- **Exercise**: Return each line of the listing that contains the string "Sägeblatts".

Data excerpts

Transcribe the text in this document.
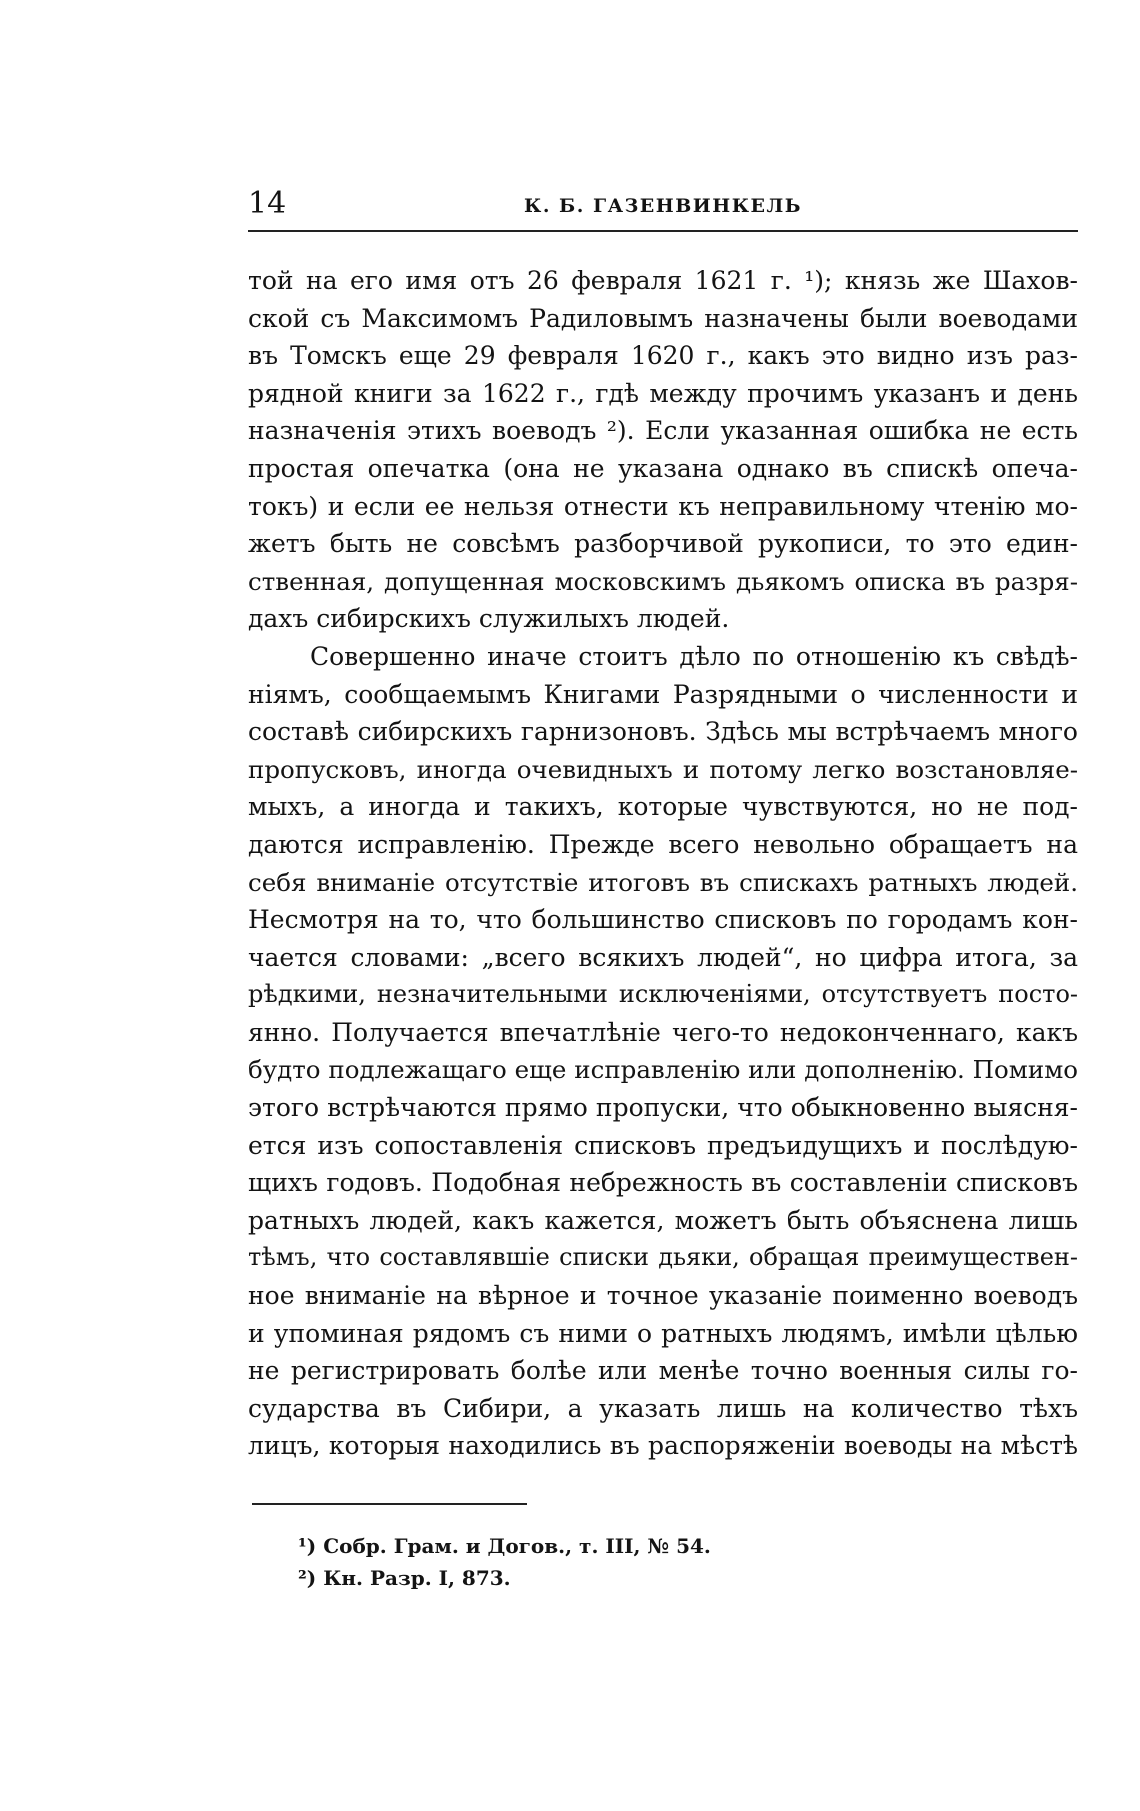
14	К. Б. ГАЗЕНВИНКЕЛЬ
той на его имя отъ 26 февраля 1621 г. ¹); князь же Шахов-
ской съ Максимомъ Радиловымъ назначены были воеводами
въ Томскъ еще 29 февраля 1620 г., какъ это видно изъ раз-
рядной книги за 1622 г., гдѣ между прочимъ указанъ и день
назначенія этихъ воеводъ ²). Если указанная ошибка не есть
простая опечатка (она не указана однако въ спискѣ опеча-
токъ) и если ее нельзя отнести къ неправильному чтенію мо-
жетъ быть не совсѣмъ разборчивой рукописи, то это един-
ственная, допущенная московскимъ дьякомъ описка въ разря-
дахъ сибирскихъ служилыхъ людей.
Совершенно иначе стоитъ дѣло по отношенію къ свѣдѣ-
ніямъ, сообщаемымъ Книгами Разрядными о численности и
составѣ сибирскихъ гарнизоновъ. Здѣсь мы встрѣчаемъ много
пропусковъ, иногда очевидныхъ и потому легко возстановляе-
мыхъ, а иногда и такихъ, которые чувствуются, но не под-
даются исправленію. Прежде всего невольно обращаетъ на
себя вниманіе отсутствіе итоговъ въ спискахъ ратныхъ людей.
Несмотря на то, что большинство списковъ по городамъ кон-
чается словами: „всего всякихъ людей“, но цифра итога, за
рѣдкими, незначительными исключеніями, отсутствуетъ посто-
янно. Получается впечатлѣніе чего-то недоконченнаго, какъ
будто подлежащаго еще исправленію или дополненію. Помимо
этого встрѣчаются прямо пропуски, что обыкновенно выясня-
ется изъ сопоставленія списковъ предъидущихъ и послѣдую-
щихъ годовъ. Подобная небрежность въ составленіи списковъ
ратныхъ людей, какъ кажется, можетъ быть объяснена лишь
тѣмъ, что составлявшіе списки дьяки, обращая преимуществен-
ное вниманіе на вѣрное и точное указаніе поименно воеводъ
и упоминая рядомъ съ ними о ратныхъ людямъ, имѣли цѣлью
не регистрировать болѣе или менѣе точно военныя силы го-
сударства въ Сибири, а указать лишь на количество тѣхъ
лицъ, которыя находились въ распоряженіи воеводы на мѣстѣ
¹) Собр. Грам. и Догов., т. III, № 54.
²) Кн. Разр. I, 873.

--

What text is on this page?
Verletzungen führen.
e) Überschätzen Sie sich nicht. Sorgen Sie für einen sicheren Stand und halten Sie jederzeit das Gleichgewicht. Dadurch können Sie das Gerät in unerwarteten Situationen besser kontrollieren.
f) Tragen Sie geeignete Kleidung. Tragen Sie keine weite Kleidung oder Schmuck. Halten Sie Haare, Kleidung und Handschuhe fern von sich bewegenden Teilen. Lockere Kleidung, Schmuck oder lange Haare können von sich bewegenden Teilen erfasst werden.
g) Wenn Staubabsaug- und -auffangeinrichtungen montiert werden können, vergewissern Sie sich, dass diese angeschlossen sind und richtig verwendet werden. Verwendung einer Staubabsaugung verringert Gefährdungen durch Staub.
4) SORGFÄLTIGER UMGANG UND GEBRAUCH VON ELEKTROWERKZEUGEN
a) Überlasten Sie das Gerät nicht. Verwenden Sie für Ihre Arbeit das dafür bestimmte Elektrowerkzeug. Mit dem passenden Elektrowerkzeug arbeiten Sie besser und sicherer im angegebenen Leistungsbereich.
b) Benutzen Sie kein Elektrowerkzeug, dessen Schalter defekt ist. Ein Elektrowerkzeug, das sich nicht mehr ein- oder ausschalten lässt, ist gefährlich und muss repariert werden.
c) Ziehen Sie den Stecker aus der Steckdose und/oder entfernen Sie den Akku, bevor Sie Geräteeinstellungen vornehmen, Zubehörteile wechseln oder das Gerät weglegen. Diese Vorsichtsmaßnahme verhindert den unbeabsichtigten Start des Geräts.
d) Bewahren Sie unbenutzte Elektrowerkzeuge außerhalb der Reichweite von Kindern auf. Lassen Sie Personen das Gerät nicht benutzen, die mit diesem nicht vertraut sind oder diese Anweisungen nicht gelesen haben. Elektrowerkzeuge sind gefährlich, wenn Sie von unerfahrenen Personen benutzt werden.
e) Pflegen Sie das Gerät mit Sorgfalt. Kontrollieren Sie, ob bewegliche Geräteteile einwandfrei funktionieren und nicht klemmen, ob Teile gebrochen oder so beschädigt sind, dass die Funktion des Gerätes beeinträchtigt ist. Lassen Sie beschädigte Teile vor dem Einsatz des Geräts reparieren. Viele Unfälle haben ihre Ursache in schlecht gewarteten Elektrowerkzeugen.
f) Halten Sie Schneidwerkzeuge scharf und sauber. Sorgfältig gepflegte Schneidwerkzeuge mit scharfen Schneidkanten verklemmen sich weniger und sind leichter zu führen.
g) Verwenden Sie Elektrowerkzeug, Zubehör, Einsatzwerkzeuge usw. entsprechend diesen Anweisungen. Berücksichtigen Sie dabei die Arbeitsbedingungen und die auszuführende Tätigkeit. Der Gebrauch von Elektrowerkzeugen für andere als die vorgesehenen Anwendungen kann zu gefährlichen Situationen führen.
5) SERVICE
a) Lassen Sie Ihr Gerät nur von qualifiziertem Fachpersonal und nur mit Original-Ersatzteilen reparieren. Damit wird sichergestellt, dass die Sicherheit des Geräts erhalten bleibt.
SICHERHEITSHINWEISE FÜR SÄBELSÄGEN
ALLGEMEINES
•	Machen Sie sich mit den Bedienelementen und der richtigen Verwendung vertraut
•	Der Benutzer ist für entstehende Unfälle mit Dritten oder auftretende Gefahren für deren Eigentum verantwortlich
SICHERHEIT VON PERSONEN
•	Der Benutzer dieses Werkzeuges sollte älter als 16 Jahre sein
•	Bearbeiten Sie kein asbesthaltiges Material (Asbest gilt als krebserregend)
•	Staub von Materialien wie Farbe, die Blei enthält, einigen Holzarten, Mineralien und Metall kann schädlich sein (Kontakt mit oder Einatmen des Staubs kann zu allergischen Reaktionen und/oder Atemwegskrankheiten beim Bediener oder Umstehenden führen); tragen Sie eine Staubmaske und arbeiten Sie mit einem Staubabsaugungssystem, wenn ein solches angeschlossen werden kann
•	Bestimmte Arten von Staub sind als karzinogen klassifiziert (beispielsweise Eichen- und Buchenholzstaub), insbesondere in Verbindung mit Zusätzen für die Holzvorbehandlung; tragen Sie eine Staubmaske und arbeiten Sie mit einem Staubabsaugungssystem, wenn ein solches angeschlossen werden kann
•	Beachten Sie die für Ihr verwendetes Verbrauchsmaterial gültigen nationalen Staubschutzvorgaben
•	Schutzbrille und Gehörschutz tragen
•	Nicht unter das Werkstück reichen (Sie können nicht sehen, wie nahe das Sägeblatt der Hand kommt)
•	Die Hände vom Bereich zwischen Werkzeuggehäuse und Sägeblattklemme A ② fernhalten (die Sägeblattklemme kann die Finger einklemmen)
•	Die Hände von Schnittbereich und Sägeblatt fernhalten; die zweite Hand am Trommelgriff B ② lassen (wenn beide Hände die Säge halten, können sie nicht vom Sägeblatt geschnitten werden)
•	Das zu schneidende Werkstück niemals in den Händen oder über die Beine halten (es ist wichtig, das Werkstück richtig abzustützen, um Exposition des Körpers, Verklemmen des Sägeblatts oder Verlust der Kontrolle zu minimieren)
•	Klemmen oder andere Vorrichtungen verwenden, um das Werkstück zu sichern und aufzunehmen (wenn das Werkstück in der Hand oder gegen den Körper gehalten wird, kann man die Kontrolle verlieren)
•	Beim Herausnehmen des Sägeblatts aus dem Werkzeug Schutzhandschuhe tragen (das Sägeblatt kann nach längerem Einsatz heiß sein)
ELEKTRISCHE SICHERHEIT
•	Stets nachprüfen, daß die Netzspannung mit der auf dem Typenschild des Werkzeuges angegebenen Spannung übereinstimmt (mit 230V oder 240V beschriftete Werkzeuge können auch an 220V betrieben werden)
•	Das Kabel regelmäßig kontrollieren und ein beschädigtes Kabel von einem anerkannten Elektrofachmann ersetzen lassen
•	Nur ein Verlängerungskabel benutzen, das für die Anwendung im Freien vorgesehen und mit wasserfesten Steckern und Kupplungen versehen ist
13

- **Result below**:
•	Das zu schneidende Werkstück niemals in den Händen oder über die Beine halten (es ist wichtig, das Werkstück richtig abzustützen, um Exposition des Körpers, Verklemmen des Sägeblatts oder Verlust der Kontrolle zu minimieren)
•	Beim Herausnehmen des Sägeblatts aus dem Werkzeug Schutzhandschuhe tragen (das Sägeblatt kann nach längerem Einsatz heiß sein)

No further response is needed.